Records for the exercise:
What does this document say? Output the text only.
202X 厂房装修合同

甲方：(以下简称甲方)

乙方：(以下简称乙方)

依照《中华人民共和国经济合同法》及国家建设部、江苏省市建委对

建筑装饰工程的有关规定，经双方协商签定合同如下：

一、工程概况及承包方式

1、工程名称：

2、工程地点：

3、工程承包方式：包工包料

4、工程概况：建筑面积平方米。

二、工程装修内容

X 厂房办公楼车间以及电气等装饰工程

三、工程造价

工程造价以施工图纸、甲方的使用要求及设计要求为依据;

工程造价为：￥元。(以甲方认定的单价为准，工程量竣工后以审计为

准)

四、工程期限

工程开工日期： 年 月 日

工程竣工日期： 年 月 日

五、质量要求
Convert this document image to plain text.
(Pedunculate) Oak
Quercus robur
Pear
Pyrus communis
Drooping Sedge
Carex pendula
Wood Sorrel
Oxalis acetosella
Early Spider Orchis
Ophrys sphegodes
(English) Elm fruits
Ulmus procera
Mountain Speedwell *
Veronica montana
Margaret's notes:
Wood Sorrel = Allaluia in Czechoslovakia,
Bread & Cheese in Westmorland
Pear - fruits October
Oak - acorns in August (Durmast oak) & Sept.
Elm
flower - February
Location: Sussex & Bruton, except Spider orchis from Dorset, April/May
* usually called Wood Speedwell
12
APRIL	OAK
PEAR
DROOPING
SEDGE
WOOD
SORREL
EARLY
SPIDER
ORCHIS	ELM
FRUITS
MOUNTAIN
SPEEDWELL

Your objective:
From the data above, copy out every line with the string "document" in it.

Correct response:
What does this document say? Output the text only.
Convert this document image to plain text.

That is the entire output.